## ENTRIES SUPPLIED
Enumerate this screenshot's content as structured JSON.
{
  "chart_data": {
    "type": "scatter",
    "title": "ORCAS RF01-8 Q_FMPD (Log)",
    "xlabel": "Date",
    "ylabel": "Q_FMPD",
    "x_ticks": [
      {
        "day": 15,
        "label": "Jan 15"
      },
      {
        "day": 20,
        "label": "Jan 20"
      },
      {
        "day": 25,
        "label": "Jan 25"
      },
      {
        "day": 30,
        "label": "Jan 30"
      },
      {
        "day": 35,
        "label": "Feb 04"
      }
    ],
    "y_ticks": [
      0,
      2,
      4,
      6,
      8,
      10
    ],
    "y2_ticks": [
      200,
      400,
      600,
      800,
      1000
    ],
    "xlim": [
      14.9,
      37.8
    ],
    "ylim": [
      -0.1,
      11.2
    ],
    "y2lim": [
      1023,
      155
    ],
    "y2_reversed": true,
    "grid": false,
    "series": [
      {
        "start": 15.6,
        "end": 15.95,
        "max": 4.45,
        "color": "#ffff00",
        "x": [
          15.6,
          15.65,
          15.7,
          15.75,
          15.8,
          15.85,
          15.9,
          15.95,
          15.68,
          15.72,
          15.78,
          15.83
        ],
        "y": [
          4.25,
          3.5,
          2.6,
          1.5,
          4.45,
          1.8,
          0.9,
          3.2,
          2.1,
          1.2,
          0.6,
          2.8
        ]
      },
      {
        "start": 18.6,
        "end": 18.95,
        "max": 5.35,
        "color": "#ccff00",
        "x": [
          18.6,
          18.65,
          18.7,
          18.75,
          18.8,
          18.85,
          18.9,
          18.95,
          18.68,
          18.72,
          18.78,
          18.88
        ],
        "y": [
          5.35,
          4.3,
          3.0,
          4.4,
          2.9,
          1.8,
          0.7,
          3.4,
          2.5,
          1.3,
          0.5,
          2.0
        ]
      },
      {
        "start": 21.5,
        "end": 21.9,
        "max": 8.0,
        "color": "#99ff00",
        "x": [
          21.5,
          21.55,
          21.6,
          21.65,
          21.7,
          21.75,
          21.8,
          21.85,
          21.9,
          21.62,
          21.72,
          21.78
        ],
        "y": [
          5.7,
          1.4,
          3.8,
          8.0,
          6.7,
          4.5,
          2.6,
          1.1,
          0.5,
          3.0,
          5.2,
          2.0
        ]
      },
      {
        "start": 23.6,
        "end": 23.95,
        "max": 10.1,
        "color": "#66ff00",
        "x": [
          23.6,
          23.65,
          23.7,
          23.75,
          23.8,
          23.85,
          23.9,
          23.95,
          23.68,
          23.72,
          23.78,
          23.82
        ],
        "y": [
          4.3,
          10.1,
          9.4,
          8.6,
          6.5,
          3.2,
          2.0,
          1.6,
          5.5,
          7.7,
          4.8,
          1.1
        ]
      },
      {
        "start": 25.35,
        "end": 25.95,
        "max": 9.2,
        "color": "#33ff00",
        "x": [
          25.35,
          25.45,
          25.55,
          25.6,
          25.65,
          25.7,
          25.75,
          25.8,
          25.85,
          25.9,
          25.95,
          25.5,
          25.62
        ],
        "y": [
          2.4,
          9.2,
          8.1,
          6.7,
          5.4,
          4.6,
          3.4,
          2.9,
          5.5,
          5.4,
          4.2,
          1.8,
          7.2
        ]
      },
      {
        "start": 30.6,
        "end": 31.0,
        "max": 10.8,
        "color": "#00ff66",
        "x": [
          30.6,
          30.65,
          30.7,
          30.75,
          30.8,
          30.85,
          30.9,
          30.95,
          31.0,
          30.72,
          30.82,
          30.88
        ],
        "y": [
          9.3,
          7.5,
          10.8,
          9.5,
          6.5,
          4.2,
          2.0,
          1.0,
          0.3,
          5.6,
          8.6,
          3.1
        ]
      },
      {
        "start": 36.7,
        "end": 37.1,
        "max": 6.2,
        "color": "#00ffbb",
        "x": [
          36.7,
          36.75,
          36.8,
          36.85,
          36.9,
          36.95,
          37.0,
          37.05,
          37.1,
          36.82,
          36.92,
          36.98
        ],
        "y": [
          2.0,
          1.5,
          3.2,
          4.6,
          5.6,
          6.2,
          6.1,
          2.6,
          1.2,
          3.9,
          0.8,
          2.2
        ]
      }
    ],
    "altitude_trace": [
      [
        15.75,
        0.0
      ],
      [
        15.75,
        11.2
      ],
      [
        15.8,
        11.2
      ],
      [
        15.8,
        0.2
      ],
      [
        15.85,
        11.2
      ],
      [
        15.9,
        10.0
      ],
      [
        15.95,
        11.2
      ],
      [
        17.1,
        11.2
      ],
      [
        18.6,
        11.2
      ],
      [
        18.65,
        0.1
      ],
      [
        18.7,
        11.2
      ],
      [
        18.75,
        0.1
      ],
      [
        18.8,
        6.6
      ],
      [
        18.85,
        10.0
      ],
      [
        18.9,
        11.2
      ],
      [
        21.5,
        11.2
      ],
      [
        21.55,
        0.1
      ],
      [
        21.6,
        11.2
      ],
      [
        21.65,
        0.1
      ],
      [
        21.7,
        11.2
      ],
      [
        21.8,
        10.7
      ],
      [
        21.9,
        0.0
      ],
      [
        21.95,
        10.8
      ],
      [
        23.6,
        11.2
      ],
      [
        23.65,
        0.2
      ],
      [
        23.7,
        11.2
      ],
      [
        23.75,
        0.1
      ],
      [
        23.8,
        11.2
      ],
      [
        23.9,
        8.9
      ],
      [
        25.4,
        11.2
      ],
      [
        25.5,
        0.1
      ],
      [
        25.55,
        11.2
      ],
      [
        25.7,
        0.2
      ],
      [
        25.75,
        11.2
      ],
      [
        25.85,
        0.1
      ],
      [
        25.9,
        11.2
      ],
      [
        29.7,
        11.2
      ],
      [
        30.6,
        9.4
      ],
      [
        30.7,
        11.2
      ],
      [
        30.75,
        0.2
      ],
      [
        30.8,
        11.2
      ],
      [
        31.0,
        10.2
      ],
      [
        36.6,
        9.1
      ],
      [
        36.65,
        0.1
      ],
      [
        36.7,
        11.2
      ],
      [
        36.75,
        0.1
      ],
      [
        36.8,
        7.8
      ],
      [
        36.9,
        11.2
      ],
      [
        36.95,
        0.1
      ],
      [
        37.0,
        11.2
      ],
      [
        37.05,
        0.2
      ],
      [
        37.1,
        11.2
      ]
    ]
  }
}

## TASK TO COMPLETE
Which lines include the word "color"? Copy every one of them.

## TASK RESULT
        "color": "#ffff00",
        "color": "#ccff00",
        "color": "#99ff00",
        "color": "#66ff00",
        "color": "#33ff00",
        "color": "#00ff66",
        "color": "#00ffbb",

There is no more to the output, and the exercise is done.